### GOAL OF THE EXERCISE
Find the word "color" in the records below. List each line containing it.

### EXERCISE INPUTS
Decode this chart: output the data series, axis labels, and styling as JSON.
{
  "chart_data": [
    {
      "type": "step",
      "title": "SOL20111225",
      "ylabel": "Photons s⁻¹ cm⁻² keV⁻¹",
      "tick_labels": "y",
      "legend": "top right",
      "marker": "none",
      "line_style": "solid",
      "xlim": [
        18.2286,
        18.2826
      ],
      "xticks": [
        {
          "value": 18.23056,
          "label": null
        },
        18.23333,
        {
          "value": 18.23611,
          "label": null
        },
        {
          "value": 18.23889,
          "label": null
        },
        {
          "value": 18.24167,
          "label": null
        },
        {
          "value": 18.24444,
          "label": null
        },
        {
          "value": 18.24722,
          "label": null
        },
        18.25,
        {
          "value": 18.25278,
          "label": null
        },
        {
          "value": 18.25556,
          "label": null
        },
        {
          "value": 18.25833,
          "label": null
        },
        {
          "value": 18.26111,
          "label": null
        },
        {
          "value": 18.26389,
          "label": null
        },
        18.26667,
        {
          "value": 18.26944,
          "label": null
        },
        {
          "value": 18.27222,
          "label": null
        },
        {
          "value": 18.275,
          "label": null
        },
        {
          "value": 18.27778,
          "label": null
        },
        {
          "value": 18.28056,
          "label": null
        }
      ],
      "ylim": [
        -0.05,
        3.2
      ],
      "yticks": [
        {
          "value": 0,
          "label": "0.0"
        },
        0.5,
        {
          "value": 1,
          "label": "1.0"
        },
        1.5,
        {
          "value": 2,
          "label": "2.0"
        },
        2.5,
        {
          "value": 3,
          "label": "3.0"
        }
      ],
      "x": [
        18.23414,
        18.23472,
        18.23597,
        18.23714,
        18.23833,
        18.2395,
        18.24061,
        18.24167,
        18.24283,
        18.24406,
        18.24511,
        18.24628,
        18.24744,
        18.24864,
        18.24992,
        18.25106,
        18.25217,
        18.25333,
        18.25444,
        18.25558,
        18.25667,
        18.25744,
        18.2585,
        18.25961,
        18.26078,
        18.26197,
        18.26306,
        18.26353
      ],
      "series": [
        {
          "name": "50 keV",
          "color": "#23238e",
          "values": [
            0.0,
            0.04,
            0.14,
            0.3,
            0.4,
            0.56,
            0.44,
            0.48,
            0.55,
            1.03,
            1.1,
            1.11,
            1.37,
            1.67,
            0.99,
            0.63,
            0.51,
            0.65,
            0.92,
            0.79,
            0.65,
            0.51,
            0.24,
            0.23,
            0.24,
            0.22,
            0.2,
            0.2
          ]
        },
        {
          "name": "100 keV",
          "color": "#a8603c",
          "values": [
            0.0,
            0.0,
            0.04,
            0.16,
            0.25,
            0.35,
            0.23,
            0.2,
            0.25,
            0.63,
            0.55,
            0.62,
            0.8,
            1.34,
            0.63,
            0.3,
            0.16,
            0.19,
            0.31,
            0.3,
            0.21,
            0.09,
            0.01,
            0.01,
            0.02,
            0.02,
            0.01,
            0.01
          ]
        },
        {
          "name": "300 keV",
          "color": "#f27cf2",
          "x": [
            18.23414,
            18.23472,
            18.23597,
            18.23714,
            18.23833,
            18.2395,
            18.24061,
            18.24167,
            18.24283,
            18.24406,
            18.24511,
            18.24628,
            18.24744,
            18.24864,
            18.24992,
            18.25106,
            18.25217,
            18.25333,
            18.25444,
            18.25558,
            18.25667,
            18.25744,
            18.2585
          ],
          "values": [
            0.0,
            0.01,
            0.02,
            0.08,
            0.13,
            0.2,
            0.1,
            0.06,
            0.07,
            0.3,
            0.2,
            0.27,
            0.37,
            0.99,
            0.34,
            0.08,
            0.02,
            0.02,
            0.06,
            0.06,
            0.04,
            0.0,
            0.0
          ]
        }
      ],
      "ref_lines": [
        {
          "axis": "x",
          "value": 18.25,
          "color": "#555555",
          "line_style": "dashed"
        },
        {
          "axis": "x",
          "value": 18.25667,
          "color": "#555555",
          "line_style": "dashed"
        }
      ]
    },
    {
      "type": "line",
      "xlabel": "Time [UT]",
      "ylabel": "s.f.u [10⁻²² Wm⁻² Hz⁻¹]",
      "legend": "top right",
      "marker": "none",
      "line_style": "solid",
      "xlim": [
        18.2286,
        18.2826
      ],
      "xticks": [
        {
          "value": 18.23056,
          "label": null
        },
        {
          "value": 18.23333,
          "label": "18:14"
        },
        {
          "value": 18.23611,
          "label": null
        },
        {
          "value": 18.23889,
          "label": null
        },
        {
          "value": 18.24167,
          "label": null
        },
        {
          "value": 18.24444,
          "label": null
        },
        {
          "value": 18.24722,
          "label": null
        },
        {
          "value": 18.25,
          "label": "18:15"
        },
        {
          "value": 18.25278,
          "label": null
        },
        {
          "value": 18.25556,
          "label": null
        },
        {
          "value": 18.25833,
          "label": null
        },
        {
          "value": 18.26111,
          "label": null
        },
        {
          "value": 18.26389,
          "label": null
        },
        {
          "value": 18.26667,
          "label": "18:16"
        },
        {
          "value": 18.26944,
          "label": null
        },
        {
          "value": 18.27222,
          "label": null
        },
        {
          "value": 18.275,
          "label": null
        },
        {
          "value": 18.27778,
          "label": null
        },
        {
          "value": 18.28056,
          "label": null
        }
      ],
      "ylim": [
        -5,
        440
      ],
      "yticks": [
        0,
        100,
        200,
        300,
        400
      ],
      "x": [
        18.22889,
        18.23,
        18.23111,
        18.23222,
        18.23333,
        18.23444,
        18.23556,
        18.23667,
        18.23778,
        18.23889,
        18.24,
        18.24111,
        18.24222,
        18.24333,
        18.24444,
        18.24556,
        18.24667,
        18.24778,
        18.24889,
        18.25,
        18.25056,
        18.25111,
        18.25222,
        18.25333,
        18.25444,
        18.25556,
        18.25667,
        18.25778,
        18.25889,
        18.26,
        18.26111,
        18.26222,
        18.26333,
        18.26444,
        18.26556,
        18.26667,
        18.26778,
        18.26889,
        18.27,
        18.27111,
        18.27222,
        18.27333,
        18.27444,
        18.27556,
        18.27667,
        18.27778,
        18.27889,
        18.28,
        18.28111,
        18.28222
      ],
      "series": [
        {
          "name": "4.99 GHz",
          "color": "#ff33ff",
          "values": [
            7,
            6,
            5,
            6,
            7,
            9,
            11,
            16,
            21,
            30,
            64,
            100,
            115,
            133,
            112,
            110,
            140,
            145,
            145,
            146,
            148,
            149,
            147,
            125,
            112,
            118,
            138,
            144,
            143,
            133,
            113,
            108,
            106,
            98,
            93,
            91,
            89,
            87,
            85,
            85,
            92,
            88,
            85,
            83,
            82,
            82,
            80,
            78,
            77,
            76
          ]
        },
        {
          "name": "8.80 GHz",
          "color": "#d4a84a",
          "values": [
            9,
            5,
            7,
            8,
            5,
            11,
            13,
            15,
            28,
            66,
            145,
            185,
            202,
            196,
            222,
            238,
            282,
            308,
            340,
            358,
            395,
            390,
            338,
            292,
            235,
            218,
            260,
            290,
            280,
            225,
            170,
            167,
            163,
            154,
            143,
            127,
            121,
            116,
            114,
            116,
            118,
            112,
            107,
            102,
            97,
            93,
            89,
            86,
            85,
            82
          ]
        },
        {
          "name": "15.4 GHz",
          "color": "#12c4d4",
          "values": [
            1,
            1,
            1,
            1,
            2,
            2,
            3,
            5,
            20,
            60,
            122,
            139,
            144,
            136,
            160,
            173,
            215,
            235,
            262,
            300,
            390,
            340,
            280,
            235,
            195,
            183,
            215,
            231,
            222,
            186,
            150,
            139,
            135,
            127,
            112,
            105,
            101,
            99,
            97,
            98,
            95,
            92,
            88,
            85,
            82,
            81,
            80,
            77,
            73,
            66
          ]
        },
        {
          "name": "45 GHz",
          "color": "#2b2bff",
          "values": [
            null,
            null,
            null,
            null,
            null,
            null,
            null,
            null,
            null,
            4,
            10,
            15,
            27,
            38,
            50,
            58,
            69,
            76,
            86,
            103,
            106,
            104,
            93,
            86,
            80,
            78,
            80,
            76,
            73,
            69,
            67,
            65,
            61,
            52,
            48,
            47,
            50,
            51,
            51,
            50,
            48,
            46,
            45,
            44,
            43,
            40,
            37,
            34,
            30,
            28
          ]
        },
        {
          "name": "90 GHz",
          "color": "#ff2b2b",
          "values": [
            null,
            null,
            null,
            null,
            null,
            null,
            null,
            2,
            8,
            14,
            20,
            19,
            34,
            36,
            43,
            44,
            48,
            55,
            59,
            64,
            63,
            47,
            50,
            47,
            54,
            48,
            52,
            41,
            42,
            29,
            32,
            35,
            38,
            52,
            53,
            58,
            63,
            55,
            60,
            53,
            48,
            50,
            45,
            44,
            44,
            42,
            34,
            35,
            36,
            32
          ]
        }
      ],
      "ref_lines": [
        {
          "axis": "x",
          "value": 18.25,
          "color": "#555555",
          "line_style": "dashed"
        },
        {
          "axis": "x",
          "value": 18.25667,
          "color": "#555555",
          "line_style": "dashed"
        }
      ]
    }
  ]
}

### FINAL RESULT
          "color": "#23238e",
          "color": "#a8603c",
          "color": "#f27cf2",
          "color": "#555555",
          "color": "#555555",
          "color": "#ff33ff",
          "color": "#d4a84a",
          "color": "#12c4d4",
          "color": "#2b2bff",
          "color": "#ff2b2b",
          "color": "#555555",
          "color": "#555555",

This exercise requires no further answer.